◆ WHAT TO DO: Reproduce every line of the material below verbatim, from start to finish, leaving out the pictures.

+++ EXTRACTED RECORDS +++

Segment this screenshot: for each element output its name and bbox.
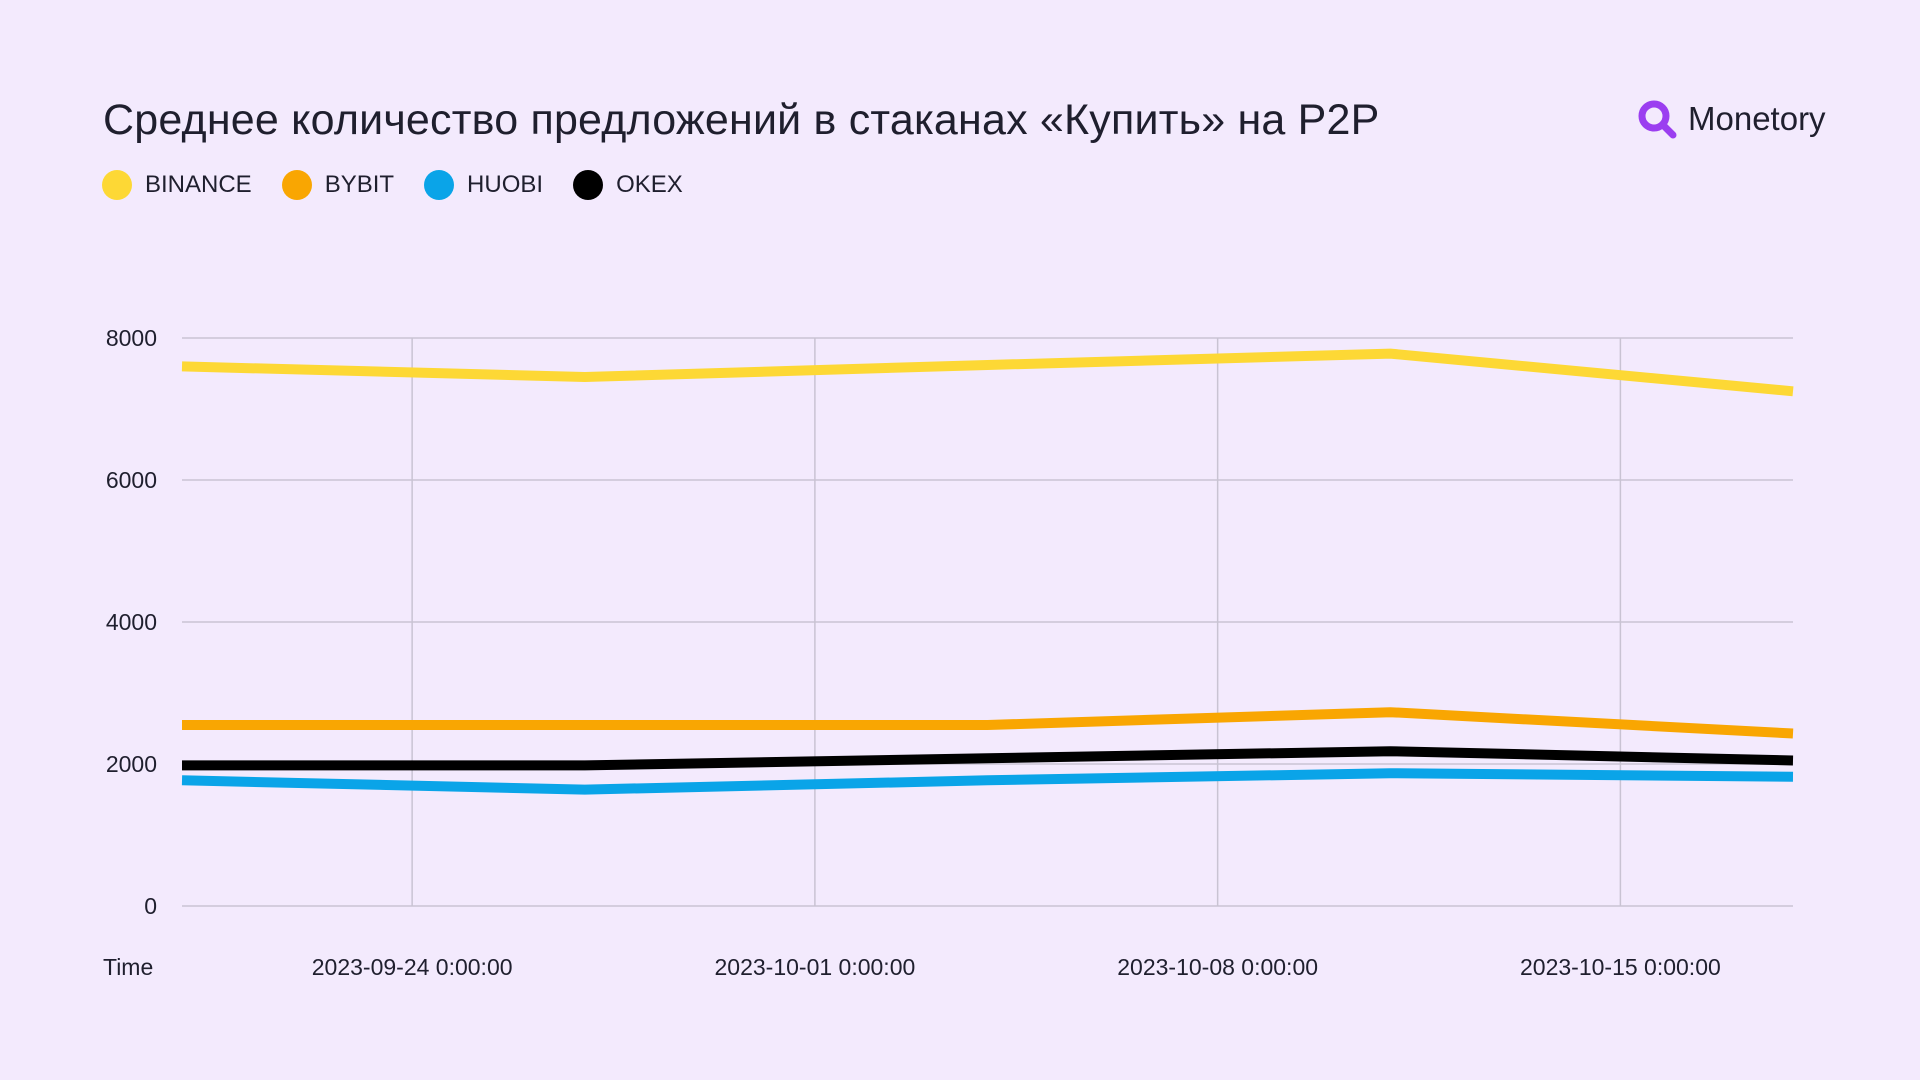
legend-item-binance: BINANCE — [102, 170, 252, 200]
grid-lines — [182, 337, 1793, 907]
legend-label: BYBIT — [324, 171, 395, 198]
y-tick-label: 8000 — [106, 325, 157, 351]
legend-swatch — [281, 170, 312, 200]
series-lines — [181, 348, 1794, 795]
legend-swatch — [102, 170, 132, 200]
legend-swatch — [573, 170, 604, 200]
x-axis-label: Time — [103, 954, 153, 980]
chart-title: Среднее количество предложений в стакана… — [103, 96, 1380, 144]
x-tick-label: 2023-09-24 0:00:00 — [312, 954, 513, 980]
x-tick-label: 2023-10-08 0:00:00 — [1117, 954, 1318, 980]
axis-labels: 0 2000 4000 6000 8000 2023-09-24 0:00:00 2023-… — [103, 325, 1721, 980]
brand-logo: Monetory — [1636, 98, 1826, 140]
series-line-bybit — [182, 707, 1794, 739]
series-line-huobi — [181, 768, 1794, 795]
y-tick-label: 0 — [144, 893, 157, 919]
series-line-binance — [181, 348, 1794, 397]
y-tick-label: 2000 — [106, 751, 157, 777]
legend-label: OKEX — [616, 171, 683, 198]
x-tick-label: 2023-10-15 0:00:00 — [1520, 954, 1721, 980]
logo-text: Monetory — [1688, 100, 1826, 137]
legend-swatch — [424, 170, 455, 200]
y-tick-label: 4000 — [106, 609, 157, 635]
legend-item-huobi: HUOBI — [424, 170, 543, 200]
legend-label: HUOBI — [467, 171, 544, 198]
chart-legend: BINANCE BYBIT HUOBI OKEX — [102, 170, 713, 200]
magnifier-logo-icon — [1638, 100, 1677, 139]
y-tick-label: 6000 — [106, 467, 157, 493]
x-tick-label: 2023-10-01 0:00:00 — [715, 954, 916, 980]
series-line-okex — [182, 746, 1794, 771]
legend-item-bybit: BYBIT — [281, 170, 395, 200]
legend-item-okex: OKEX — [573, 170, 683, 200]
legend-label: BINANCE — [145, 171, 252, 198]
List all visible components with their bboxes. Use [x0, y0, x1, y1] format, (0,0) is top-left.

+++

◆ REPLY TO THE EXERCISE:
Segment this screenshot: for each element output its name and bbox.
legend-item-binance: BINANCE — [102, 170, 252, 200]
grid-lines — [182, 337, 1793, 907]
legend-label: BYBIT — [324, 171, 395, 198]
y-tick-label: 8000 — [106, 325, 157, 351]
legend-swatch — [281, 170, 312, 200]
series-lines — [181, 348, 1794, 795]
legend-swatch — [102, 170, 132, 200]
legend-swatch — [573, 170, 604, 200]
x-axis-label: Time — [103, 954, 153, 980]
chart-title: Среднее количество предложений в стакана… — [103, 96, 1380, 144]
x-tick-label: 2023-09-24 0:00:00 — [312, 954, 513, 980]
x-tick-label: 2023-10-08 0:00:00 — [1117, 954, 1318, 980]
axis-labels: 0 2000 4000 6000 8000 2023-09-24 0:00:00 2023-… — [103, 325, 1721, 980]
brand-logo: Monetory — [1636, 98, 1826, 140]
series-line-bybit — [182, 707, 1794, 739]
series-line-huobi — [181, 768, 1794, 795]
y-tick-label: 0 — [144, 893, 157, 919]
series-line-binance — [181, 348, 1794, 397]
y-tick-label: 2000 — [106, 751, 157, 777]
legend-label: OKEX — [616, 171, 683, 198]
x-tick-label: 2023-10-15 0:00:00 — [1520, 954, 1721, 980]
logo-text: Monetory — [1688, 100, 1826, 137]
legend-swatch — [424, 170, 455, 200]
y-tick-label: 4000 — [106, 609, 157, 635]
legend-item-huobi: HUOBI — [424, 170, 543, 200]
legend-label: HUOBI — [467, 171, 544, 198]
chart-legend: BINANCE BYBIT HUOBI OKEX — [102, 170, 713, 200]
magnifier-logo-icon — [1638, 100, 1677, 139]
y-tick-label: 6000 — [106, 467, 157, 493]
x-tick-label: 2023-10-01 0:00:00 — [715, 954, 916, 980]
series-line-okex — [182, 746, 1794, 771]
legend-item-bybit: BYBIT — [281, 170, 395, 200]
legend-item-okex: OKEX — [573, 170, 683, 200]
legend-label: BINANCE — [145, 171, 252, 198]
List all visible components with their bboxes. Use [x0, y0, x1, y1] format, (0,0) is top-left.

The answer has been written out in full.